SET TASK
Copy, from the entries below, each line where the word "output" can be found.

======== INFORMATION GIVEN

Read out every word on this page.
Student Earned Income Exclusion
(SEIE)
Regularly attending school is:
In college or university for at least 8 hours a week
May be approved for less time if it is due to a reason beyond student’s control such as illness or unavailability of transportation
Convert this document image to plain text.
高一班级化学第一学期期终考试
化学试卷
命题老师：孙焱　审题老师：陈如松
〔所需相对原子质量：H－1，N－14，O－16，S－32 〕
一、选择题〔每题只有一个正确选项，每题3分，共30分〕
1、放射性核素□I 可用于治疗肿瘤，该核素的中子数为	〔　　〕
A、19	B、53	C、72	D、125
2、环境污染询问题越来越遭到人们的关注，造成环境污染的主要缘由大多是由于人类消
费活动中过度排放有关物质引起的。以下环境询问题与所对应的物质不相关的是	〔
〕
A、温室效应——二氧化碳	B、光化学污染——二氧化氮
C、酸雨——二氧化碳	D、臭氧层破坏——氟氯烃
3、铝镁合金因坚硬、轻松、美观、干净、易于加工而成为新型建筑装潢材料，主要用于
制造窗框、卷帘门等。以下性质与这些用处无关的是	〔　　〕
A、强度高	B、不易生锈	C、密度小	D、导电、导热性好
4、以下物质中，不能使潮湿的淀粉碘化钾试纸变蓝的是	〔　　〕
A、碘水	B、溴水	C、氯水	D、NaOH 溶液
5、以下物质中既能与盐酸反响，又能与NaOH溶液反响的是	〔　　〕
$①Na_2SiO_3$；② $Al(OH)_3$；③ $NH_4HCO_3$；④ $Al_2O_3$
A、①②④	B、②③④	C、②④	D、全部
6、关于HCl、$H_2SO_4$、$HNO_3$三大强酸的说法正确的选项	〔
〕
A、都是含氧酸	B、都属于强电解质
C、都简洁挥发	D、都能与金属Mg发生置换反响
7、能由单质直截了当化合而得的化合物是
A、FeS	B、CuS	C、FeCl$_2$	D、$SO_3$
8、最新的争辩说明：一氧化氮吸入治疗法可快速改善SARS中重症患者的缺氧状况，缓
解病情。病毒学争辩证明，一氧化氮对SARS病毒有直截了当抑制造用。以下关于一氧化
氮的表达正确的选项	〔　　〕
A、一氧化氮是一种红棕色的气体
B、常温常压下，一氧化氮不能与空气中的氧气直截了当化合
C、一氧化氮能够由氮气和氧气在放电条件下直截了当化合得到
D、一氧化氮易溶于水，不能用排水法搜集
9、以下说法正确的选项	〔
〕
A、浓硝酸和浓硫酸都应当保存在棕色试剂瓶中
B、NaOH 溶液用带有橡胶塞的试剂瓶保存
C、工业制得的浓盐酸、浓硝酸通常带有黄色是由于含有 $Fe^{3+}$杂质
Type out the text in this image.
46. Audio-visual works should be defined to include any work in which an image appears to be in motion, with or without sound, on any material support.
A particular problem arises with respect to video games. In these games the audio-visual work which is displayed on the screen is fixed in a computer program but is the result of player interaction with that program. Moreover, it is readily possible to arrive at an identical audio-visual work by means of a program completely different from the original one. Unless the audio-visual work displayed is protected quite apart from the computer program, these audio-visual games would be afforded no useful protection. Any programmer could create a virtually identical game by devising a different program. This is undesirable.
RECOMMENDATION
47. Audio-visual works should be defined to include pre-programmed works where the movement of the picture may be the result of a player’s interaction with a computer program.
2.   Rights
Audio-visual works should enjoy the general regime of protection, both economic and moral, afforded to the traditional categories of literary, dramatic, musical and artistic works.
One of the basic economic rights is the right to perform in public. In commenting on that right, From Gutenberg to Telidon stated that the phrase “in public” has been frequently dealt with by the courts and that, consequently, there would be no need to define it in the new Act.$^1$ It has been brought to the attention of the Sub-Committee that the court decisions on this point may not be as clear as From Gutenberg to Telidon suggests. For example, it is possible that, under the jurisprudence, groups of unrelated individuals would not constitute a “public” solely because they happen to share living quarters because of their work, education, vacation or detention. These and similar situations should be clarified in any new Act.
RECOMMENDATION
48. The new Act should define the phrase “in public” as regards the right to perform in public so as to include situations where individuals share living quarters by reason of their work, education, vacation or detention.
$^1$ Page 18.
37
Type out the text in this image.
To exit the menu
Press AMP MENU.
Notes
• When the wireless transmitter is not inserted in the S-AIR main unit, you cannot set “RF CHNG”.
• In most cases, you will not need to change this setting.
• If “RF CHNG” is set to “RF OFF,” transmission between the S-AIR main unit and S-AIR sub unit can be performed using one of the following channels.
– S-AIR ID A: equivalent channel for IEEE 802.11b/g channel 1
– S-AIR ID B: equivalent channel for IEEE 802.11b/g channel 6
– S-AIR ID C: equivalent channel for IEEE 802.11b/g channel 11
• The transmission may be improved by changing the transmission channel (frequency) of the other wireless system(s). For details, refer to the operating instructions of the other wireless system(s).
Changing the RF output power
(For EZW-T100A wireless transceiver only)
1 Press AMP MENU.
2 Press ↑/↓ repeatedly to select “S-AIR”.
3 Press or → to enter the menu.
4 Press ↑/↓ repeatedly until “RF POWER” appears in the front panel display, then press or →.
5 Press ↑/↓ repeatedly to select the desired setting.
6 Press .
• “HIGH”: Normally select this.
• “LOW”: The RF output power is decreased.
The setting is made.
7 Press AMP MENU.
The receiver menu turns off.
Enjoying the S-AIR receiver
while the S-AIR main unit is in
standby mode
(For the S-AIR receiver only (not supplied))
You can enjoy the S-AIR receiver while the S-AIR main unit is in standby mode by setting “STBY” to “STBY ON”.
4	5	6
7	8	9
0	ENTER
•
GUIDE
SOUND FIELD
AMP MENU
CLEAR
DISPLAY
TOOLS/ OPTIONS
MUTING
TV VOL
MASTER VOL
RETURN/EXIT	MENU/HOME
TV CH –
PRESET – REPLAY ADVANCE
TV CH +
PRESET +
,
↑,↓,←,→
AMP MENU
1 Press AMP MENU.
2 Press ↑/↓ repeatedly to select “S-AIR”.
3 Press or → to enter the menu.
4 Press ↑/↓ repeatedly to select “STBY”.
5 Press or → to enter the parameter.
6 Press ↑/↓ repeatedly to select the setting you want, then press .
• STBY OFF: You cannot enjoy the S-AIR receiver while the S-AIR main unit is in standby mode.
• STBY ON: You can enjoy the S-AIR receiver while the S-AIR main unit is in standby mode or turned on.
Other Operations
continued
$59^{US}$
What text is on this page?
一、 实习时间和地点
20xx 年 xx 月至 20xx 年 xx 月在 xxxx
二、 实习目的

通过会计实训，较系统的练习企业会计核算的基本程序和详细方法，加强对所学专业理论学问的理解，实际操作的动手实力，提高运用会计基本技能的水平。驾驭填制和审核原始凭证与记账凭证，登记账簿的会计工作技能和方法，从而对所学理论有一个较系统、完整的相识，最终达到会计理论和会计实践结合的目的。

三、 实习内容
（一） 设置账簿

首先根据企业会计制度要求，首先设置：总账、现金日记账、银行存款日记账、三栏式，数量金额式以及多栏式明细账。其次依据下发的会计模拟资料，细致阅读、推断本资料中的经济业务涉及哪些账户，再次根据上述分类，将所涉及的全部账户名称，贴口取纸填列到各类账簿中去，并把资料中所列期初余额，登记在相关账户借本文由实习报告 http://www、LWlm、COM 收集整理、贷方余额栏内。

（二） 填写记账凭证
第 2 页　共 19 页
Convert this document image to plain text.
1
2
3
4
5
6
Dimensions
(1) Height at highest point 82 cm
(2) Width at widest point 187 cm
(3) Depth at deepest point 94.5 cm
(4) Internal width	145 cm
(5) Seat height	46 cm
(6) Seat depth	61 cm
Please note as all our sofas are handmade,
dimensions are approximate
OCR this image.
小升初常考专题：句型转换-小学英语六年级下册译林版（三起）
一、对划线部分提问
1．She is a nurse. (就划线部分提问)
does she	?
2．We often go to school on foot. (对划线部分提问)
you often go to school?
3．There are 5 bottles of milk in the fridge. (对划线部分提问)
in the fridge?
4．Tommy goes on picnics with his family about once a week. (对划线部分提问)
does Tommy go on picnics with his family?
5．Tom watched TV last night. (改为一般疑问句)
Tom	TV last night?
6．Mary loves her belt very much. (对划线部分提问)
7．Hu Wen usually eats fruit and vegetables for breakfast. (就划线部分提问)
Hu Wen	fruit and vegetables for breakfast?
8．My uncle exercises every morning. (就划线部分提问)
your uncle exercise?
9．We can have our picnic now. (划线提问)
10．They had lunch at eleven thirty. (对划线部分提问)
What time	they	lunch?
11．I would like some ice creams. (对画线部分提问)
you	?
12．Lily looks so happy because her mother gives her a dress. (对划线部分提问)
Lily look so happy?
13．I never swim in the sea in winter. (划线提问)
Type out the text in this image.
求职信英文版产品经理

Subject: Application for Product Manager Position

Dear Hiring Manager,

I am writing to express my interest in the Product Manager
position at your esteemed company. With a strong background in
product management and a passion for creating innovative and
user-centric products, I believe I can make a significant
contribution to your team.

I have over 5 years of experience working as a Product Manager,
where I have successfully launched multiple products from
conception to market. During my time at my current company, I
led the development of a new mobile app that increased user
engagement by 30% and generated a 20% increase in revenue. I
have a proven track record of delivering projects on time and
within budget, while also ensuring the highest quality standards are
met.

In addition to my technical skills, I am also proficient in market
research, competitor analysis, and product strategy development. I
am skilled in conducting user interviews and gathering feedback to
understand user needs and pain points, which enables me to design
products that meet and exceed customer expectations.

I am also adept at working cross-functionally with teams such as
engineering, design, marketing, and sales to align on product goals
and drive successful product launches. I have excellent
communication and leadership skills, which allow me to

================

ANSWER IN FULL
Changing the RF output power
• “LOW”: The RF output power is decreased.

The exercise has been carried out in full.